**Exercise requirements**
Can you write out all of the material below, word for word?

**Rows**

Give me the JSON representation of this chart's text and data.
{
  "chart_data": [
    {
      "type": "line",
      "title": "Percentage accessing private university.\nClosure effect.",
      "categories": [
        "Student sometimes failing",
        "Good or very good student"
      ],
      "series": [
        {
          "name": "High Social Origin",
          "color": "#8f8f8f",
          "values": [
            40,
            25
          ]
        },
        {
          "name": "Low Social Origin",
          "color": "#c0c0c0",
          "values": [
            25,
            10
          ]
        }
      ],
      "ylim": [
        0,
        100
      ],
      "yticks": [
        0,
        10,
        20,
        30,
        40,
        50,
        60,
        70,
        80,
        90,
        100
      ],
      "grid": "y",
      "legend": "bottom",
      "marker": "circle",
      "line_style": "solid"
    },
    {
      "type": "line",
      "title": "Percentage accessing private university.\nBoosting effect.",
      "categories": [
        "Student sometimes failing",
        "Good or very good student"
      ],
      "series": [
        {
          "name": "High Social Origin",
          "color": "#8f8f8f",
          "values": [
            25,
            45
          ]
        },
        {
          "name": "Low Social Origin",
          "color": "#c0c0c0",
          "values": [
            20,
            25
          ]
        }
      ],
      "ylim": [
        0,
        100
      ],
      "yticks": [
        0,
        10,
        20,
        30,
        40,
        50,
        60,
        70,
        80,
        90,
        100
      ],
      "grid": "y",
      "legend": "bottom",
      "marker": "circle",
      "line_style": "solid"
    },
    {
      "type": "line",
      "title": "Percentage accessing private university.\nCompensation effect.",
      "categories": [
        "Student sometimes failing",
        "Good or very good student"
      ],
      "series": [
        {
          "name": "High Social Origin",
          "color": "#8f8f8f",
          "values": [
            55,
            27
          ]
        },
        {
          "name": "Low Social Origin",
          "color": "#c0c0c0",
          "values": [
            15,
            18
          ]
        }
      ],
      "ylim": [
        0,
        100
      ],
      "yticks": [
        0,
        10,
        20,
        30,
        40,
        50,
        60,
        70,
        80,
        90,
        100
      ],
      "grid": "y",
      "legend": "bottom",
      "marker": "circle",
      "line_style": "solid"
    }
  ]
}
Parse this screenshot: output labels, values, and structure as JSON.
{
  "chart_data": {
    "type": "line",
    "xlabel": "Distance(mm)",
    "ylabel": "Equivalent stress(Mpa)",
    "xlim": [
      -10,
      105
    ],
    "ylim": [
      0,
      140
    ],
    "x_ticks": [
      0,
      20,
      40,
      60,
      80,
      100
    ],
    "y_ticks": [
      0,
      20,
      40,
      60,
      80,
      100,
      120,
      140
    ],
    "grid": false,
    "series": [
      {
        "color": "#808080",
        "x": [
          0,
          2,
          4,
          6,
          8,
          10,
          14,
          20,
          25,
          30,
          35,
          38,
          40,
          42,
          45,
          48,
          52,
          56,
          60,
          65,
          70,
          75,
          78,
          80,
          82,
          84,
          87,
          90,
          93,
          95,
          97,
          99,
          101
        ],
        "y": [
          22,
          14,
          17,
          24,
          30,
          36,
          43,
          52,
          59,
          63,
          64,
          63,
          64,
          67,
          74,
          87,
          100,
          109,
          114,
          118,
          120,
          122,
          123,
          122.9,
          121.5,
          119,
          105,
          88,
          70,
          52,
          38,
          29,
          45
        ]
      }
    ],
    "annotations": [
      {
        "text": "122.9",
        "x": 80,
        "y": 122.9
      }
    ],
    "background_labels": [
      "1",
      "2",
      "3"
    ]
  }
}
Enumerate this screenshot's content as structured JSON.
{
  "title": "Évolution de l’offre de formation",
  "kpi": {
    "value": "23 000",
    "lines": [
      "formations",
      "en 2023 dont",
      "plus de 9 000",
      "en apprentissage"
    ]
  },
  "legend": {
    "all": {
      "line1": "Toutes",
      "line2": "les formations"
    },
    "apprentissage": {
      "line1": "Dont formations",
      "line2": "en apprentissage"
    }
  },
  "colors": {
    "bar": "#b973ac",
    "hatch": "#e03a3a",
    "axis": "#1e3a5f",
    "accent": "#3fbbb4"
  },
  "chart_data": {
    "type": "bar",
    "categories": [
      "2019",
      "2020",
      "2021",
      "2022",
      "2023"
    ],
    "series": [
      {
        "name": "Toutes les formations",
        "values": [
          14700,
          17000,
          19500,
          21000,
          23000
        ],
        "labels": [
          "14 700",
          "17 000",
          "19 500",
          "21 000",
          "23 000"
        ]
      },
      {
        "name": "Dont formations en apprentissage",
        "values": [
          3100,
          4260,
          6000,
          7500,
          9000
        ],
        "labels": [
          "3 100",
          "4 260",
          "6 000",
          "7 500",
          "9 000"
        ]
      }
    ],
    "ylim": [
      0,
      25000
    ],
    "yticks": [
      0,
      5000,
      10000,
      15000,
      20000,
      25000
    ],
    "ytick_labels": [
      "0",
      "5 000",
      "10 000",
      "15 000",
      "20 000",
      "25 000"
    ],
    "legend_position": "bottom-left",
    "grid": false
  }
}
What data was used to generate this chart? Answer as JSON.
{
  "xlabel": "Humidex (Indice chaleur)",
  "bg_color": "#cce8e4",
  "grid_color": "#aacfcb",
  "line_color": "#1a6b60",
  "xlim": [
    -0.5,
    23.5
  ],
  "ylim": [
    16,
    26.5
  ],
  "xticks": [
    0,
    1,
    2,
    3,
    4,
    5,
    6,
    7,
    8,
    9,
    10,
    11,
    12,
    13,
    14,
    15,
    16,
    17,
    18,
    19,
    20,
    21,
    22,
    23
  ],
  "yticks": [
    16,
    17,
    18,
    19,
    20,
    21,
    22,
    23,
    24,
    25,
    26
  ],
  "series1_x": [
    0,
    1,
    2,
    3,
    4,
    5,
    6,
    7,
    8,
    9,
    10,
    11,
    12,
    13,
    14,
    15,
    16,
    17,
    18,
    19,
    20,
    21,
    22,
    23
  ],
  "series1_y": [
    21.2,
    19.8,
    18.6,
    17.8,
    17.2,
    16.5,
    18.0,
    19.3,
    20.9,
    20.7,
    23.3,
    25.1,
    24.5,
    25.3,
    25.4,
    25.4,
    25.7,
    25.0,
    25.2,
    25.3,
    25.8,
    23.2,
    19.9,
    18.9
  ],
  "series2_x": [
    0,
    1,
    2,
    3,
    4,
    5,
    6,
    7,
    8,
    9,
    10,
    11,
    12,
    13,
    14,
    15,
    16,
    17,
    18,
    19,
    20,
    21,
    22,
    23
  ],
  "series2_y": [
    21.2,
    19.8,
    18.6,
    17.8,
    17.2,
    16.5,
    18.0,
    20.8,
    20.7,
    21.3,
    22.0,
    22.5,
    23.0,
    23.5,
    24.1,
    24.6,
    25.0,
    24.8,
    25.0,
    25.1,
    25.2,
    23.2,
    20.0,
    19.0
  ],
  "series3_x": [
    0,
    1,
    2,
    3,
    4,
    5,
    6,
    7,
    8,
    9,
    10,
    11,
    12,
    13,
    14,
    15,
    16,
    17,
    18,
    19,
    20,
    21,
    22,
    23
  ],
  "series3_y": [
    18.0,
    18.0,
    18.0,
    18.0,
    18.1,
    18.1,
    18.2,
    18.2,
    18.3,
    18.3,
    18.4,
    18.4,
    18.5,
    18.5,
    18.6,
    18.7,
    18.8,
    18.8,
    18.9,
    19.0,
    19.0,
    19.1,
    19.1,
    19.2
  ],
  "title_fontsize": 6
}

**Result of the task**
Give me the JSON representation of this chart's text and data.
{
  "chart_data": [
    {
      "type": "line",
      "title": "Percentage accessing private university.\nClosure effect.",
      "categories": [
        "Student sometimes failing",
        "Good or very good student"
      ],
      "series": [
        {
          "name": "High Social Origin",
          "color": "#8f8f8f",
          "values": [
            40,
            25
          ]
        },
        {
          "name": "Low Social Origin",
          "color": "#c0c0c0",
          "values": [
            25,
            10
          ]
        }
      ],
      "ylim": [
        0,
        100
      ],
      "yticks": [
        0,
        10,
        20,
        30,
        40,
        50,
        60,
        70,
        80,
        90,
        100
      ],
      "grid": "y",
      "legend": "bottom",
      "marker": "circle",
      "line_style": "solid"
    },
    {
      "type": "line",
      "title": "Percentage accessing private university.\nBoosting effect.",
      "categories": [
        "Student sometimes failing",
        "Good or very good student"
      ],
      "series": [
        {
          "name": "High Social Origin",
          "color": "#8f8f8f",
          "values": [
            25,
            45
          ]
        },
        {
          "name": "Low Social Origin",
          "color": "#c0c0c0",
          "values": [
            20,
            25
          ]
        }
      ],
      "ylim": [
        0,
        100
      ],
      "yticks": [
        0,
        10,
        20,
        30,
        40,
        50,
        60,
        70,
        80,
        90,
        100
      ],
      "grid": "y",
      "legend": "bottom",
      "marker": "circle",
      "line_style": "solid"
    },
    {
      "type": "line",
      "title": "Percentage accessing private university.\nCompensation effect.",
      "categories": [
        "Student sometimes failing",
        "Good or very good student"
      ],
      "series": [
        {
          "name": "High Social Origin",
          "color": "#8f8f8f",
          "values": [
            55,
            27
          ]
        },
        {
          "name": "Low Social Origin",
          "color": "#c0c0c0",
          "values": [
            15,
            18
          ]
        }
      ],
      "ylim": [
        0,
        100
      ],
      "yticks": [
        0,
        10,
        20,
        30,
        40,
        50,
        60,
        70,
        80,
        90,
        100
      ],
      "grid": "y",
      "legend": "bottom",
      "marker": "circle",
      "line_style": "solid"
    }
  ]
}
Parse this screenshot: output labels, values, and structure as JSON.
{
  "chart_data": {
    "type": "line",
    "xlabel": "Distance(mm)",
    "ylabel": "Equivalent stress(Mpa)",
    "xlim": [
      -10,
      105
    ],
    "ylim": [
      0,
      140
    ],
    "x_ticks": [
      0,
      20,
      40,
      60,
      80,
      100
    ],
    "y_ticks": [
      0,
      20,
      40,
      60,
      80,
      100,
      120,
      140
    ],
    "grid": false,
    "series": [
      {
        "color": "#808080",
        "x": [
          0,
          2,
          4,
          6,
          8,
          10,
          14,
          20,
          25,
          30,
          35,
          38,
          40,
          42,
          45,
          48,
          52,
          56,
          60,
          65,
          70,
          75,
          78,
          80,
          82,
          84,
          87,
          90,
          93,
          95,
          97,
          99,
          101
        ],
        "y": [
          22,
          14,
          17,
          24,
          30,
          36,
          43,
          52,
          59,
          63,
          64,
          63,
          64,
          67,
          74,
          87,
          100,
          109,
          114,
          118,
          120,
          122,
          123,
          122.9,
          121.5,
          119,
          105,
          88,
          70,
          52,
          38,
          29,
          45
        ]
      }
    ],
    "annotations": [
      {
        "text": "122.9",
        "x": 80,
        "y": 122.9
      }
    ],
    "background_labels": [
      "1",
      "2",
      "3"
    ]
  }
}
Enumerate this screenshot's content as structured JSON.
{
  "title": "Évolution de l’offre de formation",
  "kpi": {
    "value": "23 000",
    "lines": [
      "formations",
      "en 2023 dont",
      "plus de 9 000",
      "en apprentissage"
    ]
  },
  "legend": {
    "all": {
      "line1": "Toutes",
      "line2": "les formations"
    },
    "apprentissage": {
      "line1": "Dont formations",
      "line2": "en apprentissage"
    }
  },
  "colors": {
    "bar": "#b973ac",
    "hatch": "#e03a3a",
    "axis": "#1e3a5f",
    "accent": "#3fbbb4"
  },
  "chart_data": {
    "type": "bar",
    "categories": [
      "2019",
      "2020",
      "2021",
      "2022",
      "2023"
    ],
    "series": [
      {
        "name": "Toutes les formations",
        "values": [
          14700,
          17000,
          19500,
          21000,
          23000
        ],
        "labels": [
          "14 700",
          "17 000",
          "19 500",
          "21 000",
          "23 000"
        ]
      },
      {
        "name": "Dont formations en apprentissage",
        "values": [
          3100,
          4260,
          6000,
          7500,
          9000
        ],
        "labels": [
          "3 100",
          "4 260",
          "6 000",
          "7 500",
          "9 000"
        ]
      }
    ],
    "ylim": [
      0,
      25000
    ],
    "yticks": [
      0,
      5000,
      10000,
      15000,
      20000,
      25000
    ],
    "ytick_labels": [
      "0",
      "5 000",
      "10 000",
      "15 000",
      "20 000",
      "25 000"
    ],
    "legend_position": "bottom-left",
    "grid": false
  }
}
What data was used to generate this chart? Answer as JSON.
{
  "xlabel": "Humidex (Indice chaleur)",
  "bg_color": "#cce8e4",
  "grid_color": "#aacfcb",
  "line_color": "#1a6b60",
  "xlim": [
    -0.5,
    23.5
  ],
  "ylim": [
    16,
    26.5
  ],
  "xticks": [
    0,
    1,
    2,
    3,
    4,
    5,
    6,
    7,
    8,
    9,
    10,
    11,
    12,
    13,
    14,
    15,
    16,
    17,
    18,
    19,
    20,
    21,
    22,
    23
  ],
  "yticks": [
    16,
    17,
    18,
    19,
    20,
    21,
    22,
    23,
    24,
    25,
    26
  ],
  "series1_x": [
    0,
    1,
    2,
    3,
    4,
    5,
    6,
    7,
    8,
    9,
    10,
    11,
    12,
    13,
    14,
    15,
    16,
    17,
    18,
    19,
    20,
    21,
    22,
    23
  ],
  "series1_y": [
    21.2,
    19.8,
    18.6,
    17.8,
    17.2,
    16.5,
    18.0,
    19.3,
    20.9,
    20.7,
    23.3,
    25.1,
    24.5,
    25.3,
    25.4,
    25.4,
    25.7,
    25.0,
    25.2,
    25.3,
    25.8,
    23.2,
    19.9,
    18.9
  ],
  "series2_x": [
    0,
    1,
    2,
    3,
    4,
    5,
    6,
    7,
    8,
    9,
    10,
    11,
    12,
    13,
    14,
    15,
    16,
    17,
    18,
    19,
    20,
    21,
    22,
    23
  ],
  "series2_y": [
    21.2,
    19.8,
    18.6,
    17.8,
    17.2,
    16.5,
    18.0,
    20.8,
    20.7,
    21.3,
    22.0,
    22.5,
    23.0,
    23.5,
    24.1,
    24.6,
    25.0,
    24.8,
    25.0,
    25.1,
    25.2,
    23.2,
    20.0,
    19.0
  ],
  "series3_x": [
    0,
    1,
    2,
    3,
    4,
    5,
    6,
    7,
    8,
    9,
    10,
    11,
    12,
    13,
    14,
    15,
    16,
    17,
    18,
    19,
    20,
    21,
    22,
    23
  ],
  "series3_y": [
    18.0,
    18.0,
    18.0,
    18.0,
    18.1,
    18.1,
    18.2,
    18.2,
    18.3,
    18.3,
    18.4,
    18.4,
    18.5,
    18.5,
    18.6,
    18.7,
    18.8,
    18.8,
    18.9,
    19.0,
    19.0,
    19.1,
    19.1,
    19.2
  ],
  "title_fontsize": 6
}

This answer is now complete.